Stored data:

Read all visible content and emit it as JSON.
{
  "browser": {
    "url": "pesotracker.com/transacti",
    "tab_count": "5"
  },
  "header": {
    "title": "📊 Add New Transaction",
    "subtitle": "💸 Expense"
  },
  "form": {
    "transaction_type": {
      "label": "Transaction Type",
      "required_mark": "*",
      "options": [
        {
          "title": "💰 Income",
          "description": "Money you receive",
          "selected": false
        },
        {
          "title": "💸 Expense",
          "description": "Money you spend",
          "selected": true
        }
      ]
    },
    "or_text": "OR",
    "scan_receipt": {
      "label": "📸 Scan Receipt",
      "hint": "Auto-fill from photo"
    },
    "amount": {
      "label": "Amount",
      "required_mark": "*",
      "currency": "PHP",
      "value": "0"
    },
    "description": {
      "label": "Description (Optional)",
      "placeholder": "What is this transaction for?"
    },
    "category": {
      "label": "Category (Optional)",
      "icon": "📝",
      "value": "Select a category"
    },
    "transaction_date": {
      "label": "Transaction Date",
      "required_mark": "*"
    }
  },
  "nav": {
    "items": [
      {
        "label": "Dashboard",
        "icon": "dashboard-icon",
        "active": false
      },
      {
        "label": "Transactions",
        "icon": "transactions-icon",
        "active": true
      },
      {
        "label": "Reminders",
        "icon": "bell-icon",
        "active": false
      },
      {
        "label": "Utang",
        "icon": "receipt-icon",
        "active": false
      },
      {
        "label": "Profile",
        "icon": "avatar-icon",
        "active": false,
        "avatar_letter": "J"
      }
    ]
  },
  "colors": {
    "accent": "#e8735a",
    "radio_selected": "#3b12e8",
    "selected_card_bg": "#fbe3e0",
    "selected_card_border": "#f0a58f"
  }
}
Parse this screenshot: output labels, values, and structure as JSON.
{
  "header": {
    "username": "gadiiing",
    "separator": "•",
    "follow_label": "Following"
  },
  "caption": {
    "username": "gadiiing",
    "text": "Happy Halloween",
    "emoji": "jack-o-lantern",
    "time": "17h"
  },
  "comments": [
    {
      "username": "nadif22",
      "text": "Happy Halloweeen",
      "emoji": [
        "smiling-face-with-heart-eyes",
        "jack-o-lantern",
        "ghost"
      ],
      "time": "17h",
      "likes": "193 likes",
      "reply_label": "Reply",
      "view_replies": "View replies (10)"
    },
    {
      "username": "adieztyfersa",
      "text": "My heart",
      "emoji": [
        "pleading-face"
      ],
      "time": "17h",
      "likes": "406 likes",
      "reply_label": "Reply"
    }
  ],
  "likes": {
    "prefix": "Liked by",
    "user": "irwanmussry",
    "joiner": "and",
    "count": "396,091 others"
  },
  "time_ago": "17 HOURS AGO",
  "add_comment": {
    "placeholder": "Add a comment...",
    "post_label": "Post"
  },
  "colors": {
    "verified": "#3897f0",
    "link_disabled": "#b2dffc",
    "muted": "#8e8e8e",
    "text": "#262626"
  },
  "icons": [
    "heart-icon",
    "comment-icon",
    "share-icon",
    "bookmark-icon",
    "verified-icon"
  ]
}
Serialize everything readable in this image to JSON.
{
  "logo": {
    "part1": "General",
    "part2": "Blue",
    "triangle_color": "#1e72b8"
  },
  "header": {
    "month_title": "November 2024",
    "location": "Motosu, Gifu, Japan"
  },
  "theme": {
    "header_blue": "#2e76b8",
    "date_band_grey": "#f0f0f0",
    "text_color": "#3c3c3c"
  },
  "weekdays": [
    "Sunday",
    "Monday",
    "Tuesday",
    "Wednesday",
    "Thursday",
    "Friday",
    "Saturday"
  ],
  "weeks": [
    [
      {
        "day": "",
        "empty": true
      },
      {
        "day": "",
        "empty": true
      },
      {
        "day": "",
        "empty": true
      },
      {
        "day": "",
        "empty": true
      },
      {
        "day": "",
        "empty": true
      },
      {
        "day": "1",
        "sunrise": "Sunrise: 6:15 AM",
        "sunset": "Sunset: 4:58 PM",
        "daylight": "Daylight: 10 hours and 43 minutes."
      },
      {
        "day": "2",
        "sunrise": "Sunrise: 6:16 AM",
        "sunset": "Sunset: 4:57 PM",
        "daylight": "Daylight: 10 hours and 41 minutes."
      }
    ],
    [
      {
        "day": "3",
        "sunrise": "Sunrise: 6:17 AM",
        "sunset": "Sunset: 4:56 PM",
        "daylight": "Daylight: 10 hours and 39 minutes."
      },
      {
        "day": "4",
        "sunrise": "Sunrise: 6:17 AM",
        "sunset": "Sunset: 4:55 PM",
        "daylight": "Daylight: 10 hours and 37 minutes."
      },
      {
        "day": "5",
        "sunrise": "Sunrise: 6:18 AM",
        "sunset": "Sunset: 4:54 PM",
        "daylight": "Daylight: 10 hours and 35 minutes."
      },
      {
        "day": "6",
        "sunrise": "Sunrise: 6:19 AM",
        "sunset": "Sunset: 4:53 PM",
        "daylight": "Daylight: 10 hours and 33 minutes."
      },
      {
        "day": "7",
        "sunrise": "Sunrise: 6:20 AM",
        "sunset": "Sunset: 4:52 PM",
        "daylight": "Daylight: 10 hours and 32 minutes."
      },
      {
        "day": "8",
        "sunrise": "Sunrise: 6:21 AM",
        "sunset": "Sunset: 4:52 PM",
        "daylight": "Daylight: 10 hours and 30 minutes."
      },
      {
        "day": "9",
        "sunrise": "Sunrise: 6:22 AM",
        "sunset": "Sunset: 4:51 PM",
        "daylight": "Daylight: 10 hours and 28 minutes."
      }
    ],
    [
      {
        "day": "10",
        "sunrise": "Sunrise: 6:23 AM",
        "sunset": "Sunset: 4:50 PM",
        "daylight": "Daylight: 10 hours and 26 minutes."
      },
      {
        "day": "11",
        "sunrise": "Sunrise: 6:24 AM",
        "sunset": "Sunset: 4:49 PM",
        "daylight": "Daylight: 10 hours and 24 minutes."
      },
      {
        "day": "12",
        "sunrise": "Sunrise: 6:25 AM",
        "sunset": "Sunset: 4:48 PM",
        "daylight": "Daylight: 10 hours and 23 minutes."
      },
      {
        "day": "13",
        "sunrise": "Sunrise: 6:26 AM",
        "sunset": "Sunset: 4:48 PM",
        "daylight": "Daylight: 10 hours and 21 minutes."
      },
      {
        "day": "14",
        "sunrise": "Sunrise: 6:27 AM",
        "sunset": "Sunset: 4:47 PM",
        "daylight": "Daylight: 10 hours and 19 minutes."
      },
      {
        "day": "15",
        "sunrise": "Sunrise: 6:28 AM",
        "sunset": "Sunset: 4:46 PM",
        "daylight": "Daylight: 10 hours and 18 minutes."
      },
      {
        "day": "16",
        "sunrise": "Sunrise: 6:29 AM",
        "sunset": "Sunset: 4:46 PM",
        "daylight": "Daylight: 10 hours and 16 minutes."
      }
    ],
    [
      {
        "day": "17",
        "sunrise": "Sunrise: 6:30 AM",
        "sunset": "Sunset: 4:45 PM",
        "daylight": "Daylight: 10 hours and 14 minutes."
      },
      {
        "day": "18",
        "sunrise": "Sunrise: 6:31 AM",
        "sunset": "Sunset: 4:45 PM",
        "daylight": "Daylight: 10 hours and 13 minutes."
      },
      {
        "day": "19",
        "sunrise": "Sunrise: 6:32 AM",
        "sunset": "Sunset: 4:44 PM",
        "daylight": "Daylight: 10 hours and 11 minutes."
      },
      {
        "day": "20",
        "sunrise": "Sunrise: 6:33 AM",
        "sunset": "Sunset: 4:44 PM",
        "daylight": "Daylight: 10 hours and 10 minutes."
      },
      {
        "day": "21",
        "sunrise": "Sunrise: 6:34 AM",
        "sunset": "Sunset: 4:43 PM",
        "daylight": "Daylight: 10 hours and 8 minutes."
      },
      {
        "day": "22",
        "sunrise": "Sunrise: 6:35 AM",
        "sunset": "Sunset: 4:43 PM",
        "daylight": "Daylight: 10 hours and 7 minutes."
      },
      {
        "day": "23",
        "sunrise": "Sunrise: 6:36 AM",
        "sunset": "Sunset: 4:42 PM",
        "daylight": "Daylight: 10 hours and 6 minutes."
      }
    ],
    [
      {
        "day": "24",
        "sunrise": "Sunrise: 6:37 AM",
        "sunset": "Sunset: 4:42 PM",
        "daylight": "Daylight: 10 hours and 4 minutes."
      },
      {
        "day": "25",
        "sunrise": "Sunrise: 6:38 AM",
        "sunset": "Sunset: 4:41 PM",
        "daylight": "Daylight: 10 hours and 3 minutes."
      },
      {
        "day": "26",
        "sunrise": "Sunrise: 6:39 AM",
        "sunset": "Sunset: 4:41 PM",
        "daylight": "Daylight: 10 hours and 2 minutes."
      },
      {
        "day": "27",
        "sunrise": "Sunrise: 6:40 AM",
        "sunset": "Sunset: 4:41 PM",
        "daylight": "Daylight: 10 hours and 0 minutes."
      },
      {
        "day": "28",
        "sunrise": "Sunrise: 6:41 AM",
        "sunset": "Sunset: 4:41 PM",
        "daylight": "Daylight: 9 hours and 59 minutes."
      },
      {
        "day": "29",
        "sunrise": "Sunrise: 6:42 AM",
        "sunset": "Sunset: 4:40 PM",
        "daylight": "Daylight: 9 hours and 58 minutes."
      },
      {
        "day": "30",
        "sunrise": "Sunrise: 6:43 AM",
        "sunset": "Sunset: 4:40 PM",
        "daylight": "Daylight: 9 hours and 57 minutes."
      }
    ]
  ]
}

## Exercise goal
Pick out the lines containing the string "this" and show them.

## Solution to the exercise
      "placeholder": "What is this transaction for?"
Parse this screenshot: output labels, values, and structure as JSON.
Serialize everything readable in this image to JSON.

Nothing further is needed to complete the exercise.